(Data listing)
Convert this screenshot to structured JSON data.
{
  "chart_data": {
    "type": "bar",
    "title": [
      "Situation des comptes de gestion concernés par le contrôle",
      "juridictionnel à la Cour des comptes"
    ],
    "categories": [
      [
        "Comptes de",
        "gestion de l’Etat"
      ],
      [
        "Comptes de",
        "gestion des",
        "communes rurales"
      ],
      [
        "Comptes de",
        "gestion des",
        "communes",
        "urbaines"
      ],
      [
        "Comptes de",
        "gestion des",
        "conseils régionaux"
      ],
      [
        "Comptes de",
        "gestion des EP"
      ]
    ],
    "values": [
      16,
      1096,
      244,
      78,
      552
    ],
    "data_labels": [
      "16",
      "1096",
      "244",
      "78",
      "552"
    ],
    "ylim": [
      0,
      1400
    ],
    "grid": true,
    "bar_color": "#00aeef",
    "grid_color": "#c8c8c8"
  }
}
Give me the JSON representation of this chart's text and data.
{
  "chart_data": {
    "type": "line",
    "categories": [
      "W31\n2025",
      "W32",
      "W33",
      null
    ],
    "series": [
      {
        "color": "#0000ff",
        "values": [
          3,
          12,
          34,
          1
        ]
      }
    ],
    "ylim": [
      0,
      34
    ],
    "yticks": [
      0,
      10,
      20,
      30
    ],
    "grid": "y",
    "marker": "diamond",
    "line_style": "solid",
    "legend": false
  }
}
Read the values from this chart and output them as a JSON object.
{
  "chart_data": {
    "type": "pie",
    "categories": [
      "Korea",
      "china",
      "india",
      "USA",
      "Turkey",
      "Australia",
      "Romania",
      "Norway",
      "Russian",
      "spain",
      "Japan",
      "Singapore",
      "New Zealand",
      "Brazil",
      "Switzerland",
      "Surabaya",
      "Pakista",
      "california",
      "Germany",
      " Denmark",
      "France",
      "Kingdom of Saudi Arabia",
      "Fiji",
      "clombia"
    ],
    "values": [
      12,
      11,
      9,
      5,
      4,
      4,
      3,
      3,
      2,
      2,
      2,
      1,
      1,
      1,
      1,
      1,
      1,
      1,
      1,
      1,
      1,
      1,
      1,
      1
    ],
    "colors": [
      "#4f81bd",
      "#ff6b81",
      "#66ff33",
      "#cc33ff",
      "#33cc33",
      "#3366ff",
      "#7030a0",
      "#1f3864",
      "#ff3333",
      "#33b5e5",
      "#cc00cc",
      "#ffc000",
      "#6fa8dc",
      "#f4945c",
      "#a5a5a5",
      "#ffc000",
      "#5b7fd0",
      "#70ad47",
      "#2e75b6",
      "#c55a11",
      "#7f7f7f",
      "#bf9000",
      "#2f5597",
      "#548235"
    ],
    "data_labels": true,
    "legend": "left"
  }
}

▸ REQUEST: Extract every line above exactly as it stands.

▸ FULL OUTPUT:
Convert this screenshot to structured JSON data.
{
  "chart_data": {
    "type": "bar",
    "title": [
      "Situation des comptes de gestion concernés par le contrôle",
      "juridictionnel à la Cour des comptes"
    ],
    "categories": [
      [
        "Comptes de",
        "gestion de l’Etat"
      ],
      [
        "Comptes de",
        "gestion des",
        "communes rurales"
      ],
      [
        "Comptes de",
        "gestion des",
        "communes",
        "urbaines"
      ],
      [
        "Comptes de",
        "gestion des",
        "conseils régionaux"
      ],
      [
        "Comptes de",
        "gestion des EP"
      ]
    ],
    "values": [
      16,
      1096,
      244,
      78,
      552
    ],
    "data_labels": [
      "16",
      "1096",
      "244",
      "78",
      "552"
    ],
    "ylim": [
      0,
      1400
    ],
    "grid": true,
    "bar_color": "#00aeef",
    "grid_color": "#c8c8c8"
  }
}
Give me the JSON representation of this chart's text and data.
{
  "chart_data": {
    "type": "line",
    "categories": [
      "W31\n2025",
      "W32",
      "W33",
      null
    ],
    "series": [
      {
        "color": "#0000ff",
        "values": [
          3,
          12,
          34,
          1
        ]
      }
    ],
    "ylim": [
      0,
      34
    ],
    "yticks": [
      0,
      10,
      20,
      30
    ],
    "grid": "y",
    "marker": "diamond",
    "line_style": "solid",
    "legend": false
  }
}
Read the values from this chart and output them as a JSON object.
{
  "chart_data": {
    "type": "pie",
    "categories": [
      "Korea",
      "china",
      "india",
      "USA",
      "Turkey",
      "Australia",
      "Romania",
      "Norway",
      "Russian",
      "spain",
      "Japan",
      "Singapore",
      "New Zealand",
      "Brazil",
      "Switzerland",
      "Surabaya",
      "Pakista",
      "california",
      "Germany",
      " Denmark",
      "France",
      "Kingdom of Saudi Arabia",
      "Fiji",
      "clombia"
    ],
    "values": [
      12,
      11,
      9,
      5,
      4,
      4,
      3,
      3,
      2,
      2,
      2,
      1,
      1,
      1,
      1,
      1,
      1,
      1,
      1,
      1,
      1,
      1,
      1,
      1
    ],
    "colors": [
      "#4f81bd",
      "#ff6b81",
      "#66ff33",
      "#cc33ff",
      "#33cc33",
      "#3366ff",
      "#7030a0",
      "#1f3864",
      "#ff3333",
      "#33b5e5",
      "#cc00cc",
      "#ffc000",
      "#6fa8dc",
      "#f4945c",
      "#a5a5a5",
      "#ffc000",
      "#5b7fd0",
      "#70ad47",
      "#2e75b6",
      "#c55a11",
      "#7f7f7f",
      "#bf9000",
      "#2f5597",
      "#548235"
    ],
    "data_labels": true,
    "legend": "left"
  }
}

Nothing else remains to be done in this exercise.